Supplied text ::
Just like Bosnia and Herzegovina, Serbia has not imposed sanctions on Russia. As an EU candidate country, its policy should be aligned to that of the bloc. The authorities in Belgrade seem to ignore pressure from Brussels. “The countries that bombed us, I would not say that they have the moral right to ask us to join their own sanctions policy,” Aleksandar Vulin, Serbia’s interior minister, was quoted as saying.
As for the Russia-Ukraine war, Serbia insists on Ukraine’s territorial integrity. Serbia sees Ukrainian efforts to keep Donbas as tantamount to its attempts to maintain Kosovo within its borders. Serbian senior officials and many people seem upset about the West’s double standards regarding international law, notably the right of the state to remain as one with the same territorial boundaries.
Moscow is igniting its anti-Western rhetoric, showing itself as a “defender” of Serbian national interests in the Western Balkans. Having annexed the Crimean peninsula, Russia referred to the Kosovo precedent in the secession that violated the right to territorial integrity. In Kosovo, Moscow is seeking to drive a wedge between Kosovo and Serbia to compromise the latter’s position vis-a-vis the European Union. Pristina and Belgrade must recognize each other in order to join the European Union. Tensions between Serbia and Kosovo––as in Bosnia and Herzegovina––could engage NATO states whose attention will then be steered away from Ukraine. Now when Kyiv gets weapons from the West, any attempt to divert the bloc’s attention from Ukraine while paying it to the Western Balkans could be an extra point for the Kremlin.
Kremlin’s restricted sphere of influence
What was Russia’s biggest failure in the Western Balkans was the NATO invitation for Montenegro and North Macedonia. With a cultural and religious link, Moscow has treated both states as its possible sphere of influence. The economy of Montenegro largely depends on tourism––many Russian visitors have visited the country in the last decade under the visa-free regime. In addition, Russia was the number one investor in Montenegro, benefiting from the country’s liberal investment law. Wealthy Russians have become increasingly interested in “golden passports”––programs that allow them to obtain residence in Montenegro for all those who poured at least €450,000 into the country’s economy.
Montenegro introduced sanctions on Russia that were similar to the EU’s ones following Moscow’s invasion of Ukraine that hit a blow to tourism in Montenegro. The country struggled to blacklist Russian companies amid its some political chasms inside where a couple of parties exhibit pro-Russian attitudes. Montenegro adopted sanctions against Russia on April 8 following U.S. calls to blacklist Russia as a gesture of solidarity with the European Union and NATO (Podgorica has been a member of the military bloc since 2016). In Montenegro, a political debate ensued on whether to sanction Russia or not. Fractures ran alongside pro-European parties, including United Reform Action led by Montenegro’s incumbent prime minister Dritan Abazović (in office since April 28), and people loyal to Zdravko Krivokapić, former PM and founder of the Ne damo Crnu Goru (“We won’t give up Montenegro”) party established in support of the Serbian Orthodox Church.

Goals ::
[1] Please translate this sentence from the passage on Russia's influence in the Western Balkans into Spanish: "Pristina and Belgrade must recognize each other in order to join the European Union."
[2] Continue the passage on Russia's influence in the Western Balkans, starting after its final sentence.

Given entries ::
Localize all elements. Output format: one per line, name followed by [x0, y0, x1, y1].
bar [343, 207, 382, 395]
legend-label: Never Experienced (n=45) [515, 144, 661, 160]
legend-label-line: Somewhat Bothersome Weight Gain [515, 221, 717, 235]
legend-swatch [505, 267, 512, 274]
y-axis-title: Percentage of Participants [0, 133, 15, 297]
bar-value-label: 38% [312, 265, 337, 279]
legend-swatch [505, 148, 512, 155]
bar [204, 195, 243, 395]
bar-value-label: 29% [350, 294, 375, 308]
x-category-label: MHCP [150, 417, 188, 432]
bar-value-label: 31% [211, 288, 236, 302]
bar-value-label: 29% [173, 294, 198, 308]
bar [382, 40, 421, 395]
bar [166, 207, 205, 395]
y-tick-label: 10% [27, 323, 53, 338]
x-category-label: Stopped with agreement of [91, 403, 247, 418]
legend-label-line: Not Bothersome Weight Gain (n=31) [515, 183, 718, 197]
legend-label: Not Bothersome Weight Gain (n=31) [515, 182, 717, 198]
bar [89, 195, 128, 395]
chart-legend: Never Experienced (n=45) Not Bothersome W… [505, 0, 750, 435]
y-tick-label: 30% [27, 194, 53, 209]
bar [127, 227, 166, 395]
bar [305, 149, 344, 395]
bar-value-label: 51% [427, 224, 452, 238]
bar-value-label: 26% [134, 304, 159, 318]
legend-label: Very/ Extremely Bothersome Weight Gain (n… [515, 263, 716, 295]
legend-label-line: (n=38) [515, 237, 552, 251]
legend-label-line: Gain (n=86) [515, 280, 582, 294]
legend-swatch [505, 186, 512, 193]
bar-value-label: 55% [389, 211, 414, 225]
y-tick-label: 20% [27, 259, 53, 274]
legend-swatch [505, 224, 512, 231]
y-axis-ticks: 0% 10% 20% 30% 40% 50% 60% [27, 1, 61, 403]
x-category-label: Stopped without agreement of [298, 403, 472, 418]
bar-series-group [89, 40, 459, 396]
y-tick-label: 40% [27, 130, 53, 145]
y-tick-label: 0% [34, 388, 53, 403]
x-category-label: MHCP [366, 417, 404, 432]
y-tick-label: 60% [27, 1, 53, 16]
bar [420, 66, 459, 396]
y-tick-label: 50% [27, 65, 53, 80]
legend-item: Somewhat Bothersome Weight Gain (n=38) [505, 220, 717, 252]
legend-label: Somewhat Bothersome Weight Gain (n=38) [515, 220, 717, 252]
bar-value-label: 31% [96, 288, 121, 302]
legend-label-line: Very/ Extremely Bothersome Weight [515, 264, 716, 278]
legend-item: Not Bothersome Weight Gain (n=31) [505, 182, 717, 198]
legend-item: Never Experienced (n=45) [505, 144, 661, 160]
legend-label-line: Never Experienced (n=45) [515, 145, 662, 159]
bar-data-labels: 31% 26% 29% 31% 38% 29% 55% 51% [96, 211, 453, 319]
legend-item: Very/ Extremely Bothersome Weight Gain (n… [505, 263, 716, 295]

Answers to the problems ::
[1] Pristina y Belgrado deben reconocerse mutuamente para ingresar en la Unión Europea.

[2]
Unlike Serbia and despite some political differences, Montenegro is willing to accelerate integration with the European Union. The country adopted sanctions in a move that corroborated its EU aspirations. Podgorica’s decision to join NATO in 2016 was the first breakthrough and unequivocal support for integration with the West. Moscow acknowledged Montenegro’s effort as a major threat to its interests regionwide. In 2016, Russian and Serbian operatives allegedly staged a coup to overthrow the government in Podgorica. The plot to topple the government compromised the Russian policy towards Montenegro while not preventing the Balkan state from joining NATO. The authorities in Podgorica follow a policy on Russia that differs from that of Serbia. The Kremlin has no adequate political tools to exert influence on the country’s domestic affairs.
Another country that is locked in the Russia-West rivalry is North Macedonia. A NATO member since 2020, the country could join the bloc after settling a naming dispute. Amid tough relations with neighboring countries––Greece and Bulgaria––over cultural heritage, North Macedonia has been entangled in dialogue, suggesting some solutions some nationalist parties considered betrayal. The Social Democratic Union of Macedonia (Социјалдемократски сојуз на Македонија, or SDSM) is a pro-European political party that was behind the breakthrough Prespa agreement between North Macedonia and Greece, resolving the long-standing naming conflict. The party has strongly condemned Russia’s war in Ukraine and imposed sanctions on Moscow. These efforts are meant to portray Montenegro as a credible NATO state and an EU candidate country. Meanwhile, North Macedonia expects Bulgaria to resolve the impasse brought on by the Bulgarian veto to Skopje’s EU membership negotiations. The veto from Bulgaria stems from history and identity and has nothing in common with the North Macedonian path towards EU standards. The authorities in Skopje believe it is nothing but a political decision that has no reference to the country’s EU aspirations.
North Macedonia’s and Albania’s bid for membership has been in limbo for two years now while the level of social impatience could stall further integration efforts. In consequence, pro-Russian parties could come to power, including Internal Macedonian Revolutionary Organization – Democratic Party for Macedonian National Unity (Macedonian: Внатрешна македонска револуционерна организација – Демократска партија за македонско национално единство, or VMRO-DPMNE).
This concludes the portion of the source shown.